WRITTEN REQUEST: Reproduce every entry exactly.

SUPPLIED INFORMATION:
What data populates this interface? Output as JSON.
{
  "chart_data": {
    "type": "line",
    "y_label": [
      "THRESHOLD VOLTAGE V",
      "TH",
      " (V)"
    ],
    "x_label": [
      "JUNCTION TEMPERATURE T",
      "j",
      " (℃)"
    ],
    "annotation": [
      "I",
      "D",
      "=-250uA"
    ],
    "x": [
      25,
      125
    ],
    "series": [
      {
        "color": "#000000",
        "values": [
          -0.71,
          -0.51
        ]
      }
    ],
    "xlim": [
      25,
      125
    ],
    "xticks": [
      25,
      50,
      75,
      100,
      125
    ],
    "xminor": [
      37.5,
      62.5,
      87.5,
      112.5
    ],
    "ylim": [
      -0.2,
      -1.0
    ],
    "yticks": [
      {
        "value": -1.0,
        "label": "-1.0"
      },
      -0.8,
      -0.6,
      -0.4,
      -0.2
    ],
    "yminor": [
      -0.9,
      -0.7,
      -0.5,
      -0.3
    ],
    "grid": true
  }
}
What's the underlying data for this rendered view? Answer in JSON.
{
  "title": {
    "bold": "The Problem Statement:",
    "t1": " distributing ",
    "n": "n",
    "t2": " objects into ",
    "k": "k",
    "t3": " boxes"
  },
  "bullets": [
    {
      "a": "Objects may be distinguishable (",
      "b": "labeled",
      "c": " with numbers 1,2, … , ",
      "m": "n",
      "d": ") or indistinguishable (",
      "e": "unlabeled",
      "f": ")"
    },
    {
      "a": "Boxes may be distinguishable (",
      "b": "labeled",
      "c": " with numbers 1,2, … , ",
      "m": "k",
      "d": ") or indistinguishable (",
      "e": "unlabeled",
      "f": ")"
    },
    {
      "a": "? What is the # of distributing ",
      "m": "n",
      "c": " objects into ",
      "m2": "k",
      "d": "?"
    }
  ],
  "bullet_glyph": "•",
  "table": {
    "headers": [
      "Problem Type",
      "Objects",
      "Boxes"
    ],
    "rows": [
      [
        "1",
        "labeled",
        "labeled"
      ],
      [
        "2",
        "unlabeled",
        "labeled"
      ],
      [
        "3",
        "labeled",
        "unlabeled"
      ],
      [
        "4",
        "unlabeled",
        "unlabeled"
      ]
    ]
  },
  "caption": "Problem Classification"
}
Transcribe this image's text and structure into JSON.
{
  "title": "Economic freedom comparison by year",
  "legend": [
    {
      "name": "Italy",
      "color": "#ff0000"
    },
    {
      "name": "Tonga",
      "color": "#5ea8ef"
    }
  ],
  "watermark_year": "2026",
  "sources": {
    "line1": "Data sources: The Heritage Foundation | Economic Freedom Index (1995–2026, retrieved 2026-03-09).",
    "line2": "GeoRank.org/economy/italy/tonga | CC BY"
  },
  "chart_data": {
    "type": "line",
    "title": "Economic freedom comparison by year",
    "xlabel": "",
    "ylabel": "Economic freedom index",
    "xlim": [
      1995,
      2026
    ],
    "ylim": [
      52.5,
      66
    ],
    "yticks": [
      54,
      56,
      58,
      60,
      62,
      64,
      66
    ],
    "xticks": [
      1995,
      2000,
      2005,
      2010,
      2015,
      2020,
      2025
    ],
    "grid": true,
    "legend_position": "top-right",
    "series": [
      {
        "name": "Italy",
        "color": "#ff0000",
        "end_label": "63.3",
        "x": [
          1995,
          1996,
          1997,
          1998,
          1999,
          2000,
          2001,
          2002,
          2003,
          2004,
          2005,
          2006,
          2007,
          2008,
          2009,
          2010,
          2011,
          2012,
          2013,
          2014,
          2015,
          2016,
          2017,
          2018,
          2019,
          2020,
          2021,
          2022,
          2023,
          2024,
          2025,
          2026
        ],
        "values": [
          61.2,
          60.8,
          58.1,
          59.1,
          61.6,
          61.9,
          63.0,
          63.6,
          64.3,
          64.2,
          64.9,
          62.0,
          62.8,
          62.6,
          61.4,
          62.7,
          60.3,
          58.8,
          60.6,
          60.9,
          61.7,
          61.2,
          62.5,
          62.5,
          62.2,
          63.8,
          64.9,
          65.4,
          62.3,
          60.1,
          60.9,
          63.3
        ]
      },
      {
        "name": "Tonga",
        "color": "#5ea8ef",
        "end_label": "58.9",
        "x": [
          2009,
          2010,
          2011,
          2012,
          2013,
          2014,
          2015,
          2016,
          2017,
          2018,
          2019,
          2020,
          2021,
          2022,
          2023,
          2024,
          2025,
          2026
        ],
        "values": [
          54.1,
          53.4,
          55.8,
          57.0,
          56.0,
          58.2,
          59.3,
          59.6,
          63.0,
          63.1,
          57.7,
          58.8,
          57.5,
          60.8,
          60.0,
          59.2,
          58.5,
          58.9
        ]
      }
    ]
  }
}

FINAL RESULT:
What data populates this interface? Output as JSON.
{
  "chart_data": {
    "type": "line",
    "y_label": [
      "THRESHOLD VOLTAGE V",
      "TH",
      " (V)"
    ],
    "x_label": [
      "JUNCTION TEMPERATURE T",
      "j",
      " (℃)"
    ],
    "annotation": [
      "I",
      "D",
      "=-250uA"
    ],
    "x": [
      25,
      125
    ],
    "series": [
      {
        "color": "#000000",
        "values": [
          -0.71,
          -0.51
        ]
      }
    ],
    "xlim": [
      25,
      125
    ],
    "xticks": [
      25,
      50,
      75,
      100,
      125
    ],
    "xminor": [
      37.5,
      62.5,
      87.5,
      112.5
    ],
    "ylim": [
      -0.2,
      -1.0
    ],
    "yticks": [
      {
        "value": -1.0,
        "label": "-1.0"
      },
      -0.8,
      -0.6,
      -0.4,
      -0.2
    ],
    "yminor": [
      -0.9,
      -0.7,
      -0.5,
      -0.3
    ],
    "grid": true
  }
}
What's the underlying data for this rendered view? Answer in JSON.
{
  "title": {
    "bold": "The Problem Statement:",
    "t1": " distributing ",
    "n": "n",
    "t2": " objects into ",
    "k": "k",
    "t3": " boxes"
  },
  "bullets": [
    {
      "a": "Objects may be distinguishable (",
      "b": "labeled",
      "c": " with numbers 1,2, … , ",
      "m": "n",
      "d": ") or indistinguishable (",
      "e": "unlabeled",
      "f": ")"
    },
    {
      "a": "Boxes may be distinguishable (",
      "b": "labeled",
      "c": " with numbers 1,2, … , ",
      "m": "k",
      "d": ") or indistinguishable (",
      "e": "unlabeled",
      "f": ")"
    },
    {
      "a": "? What is the # of distributing ",
      "m": "n",
      "c": " objects into ",
      "m2": "k",
      "d": "?"
    }
  ],
  "bullet_glyph": "•",
  "table": {
    "headers": [
      "Problem Type",
      "Objects",
      "Boxes"
    ],
    "rows": [
      [
        "1",
        "labeled",
        "labeled"
      ],
      [
        "2",
        "unlabeled",
        "labeled"
      ],
      [
        "3",
        "labeled",
        "unlabeled"
      ],
      [
        "4",
        "unlabeled",
        "unlabeled"
      ]
    ]
  },
  "caption": "Problem Classification"
}
Transcribe this image's text and structure into JSON.
{
  "title": "Economic freedom comparison by year",
  "legend": [
    {
      "name": "Italy",
      "color": "#ff0000"
    },
    {
      "name": "Tonga",
      "color": "#5ea8ef"
    }
  ],
  "watermark_year": "2026",
  "sources": {
    "line1": "Data sources: The Heritage Foundation | Economic Freedom Index (1995–2026, retrieved 2026-03-09).",
    "line2": "GeoRank.org/economy/italy/tonga | CC BY"
  },
  "chart_data": {
    "type": "line",
    "title": "Economic freedom comparison by year",
    "xlabel": "",
    "ylabel": "Economic freedom index",
    "xlim": [
      1995,
      2026
    ],
    "ylim": [
      52.5,
      66
    ],
    "yticks": [
      54,
      56,
      58,
      60,
      62,
      64,
      66
    ],
    "xticks": [
      1995,
      2000,
      2005,
      2010,
      2015,
      2020,
      2025
    ],
    "grid": true,
    "legend_position": "top-right",
    "series": [
      {
        "name": "Italy",
        "color": "#ff0000",
        "end_label": "63.3",
        "x": [
          1995,
          1996,
          1997,
          1998,
          1999,
          2000,
          2001,
          2002,
          2003,
          2004,
          2005,
          2006,
          2007,
          2008,
          2009,
          2010,
          2011,
          2012,
          2013,
          2014,
          2015,
          2016,
          2017,
          2018,
          2019,
          2020,
          2021,
          2022,
          2023,
          2024,
          2025,
          2026
        ],
        "values": [
          61.2,
          60.8,
          58.1,
          59.1,
          61.6,
          61.9,
          63.0,
          63.6,
          64.3,
          64.2,
          64.9,
          62.0,
          62.8,
          62.6,
          61.4,
          62.7,
          60.3,
          58.8,
          60.6,
          60.9,
          61.7,
          61.2,
          62.5,
          62.5,
          62.2,
          63.8,
          64.9,
          65.4,
          62.3,
          60.1,
          60.9,
          63.3
        ]
      },
      {
        "name": "Tonga",
        "color": "#5ea8ef",
        "end_label": "58.9",
        "x": [
          2009,
          2010,
          2011,
          2012,
          2013,
          2014,
          2015,
          2016,
          2017,
          2018,
          2019,
          2020,
          2021,
          2022,
          2023,
          2024,
          2025,
          2026
        ],
        "values": [
          54.1,
          53.4,
          55.8,
          57.0,
          56.0,
          58.2,
          59.3,
          59.6,
          63.0,
          63.1,
          57.7,
          58.8,
          57.5,
          60.8,
          60.0,
          59.2,
          58.5,
          58.9
        ]
      }
    ]
  }
}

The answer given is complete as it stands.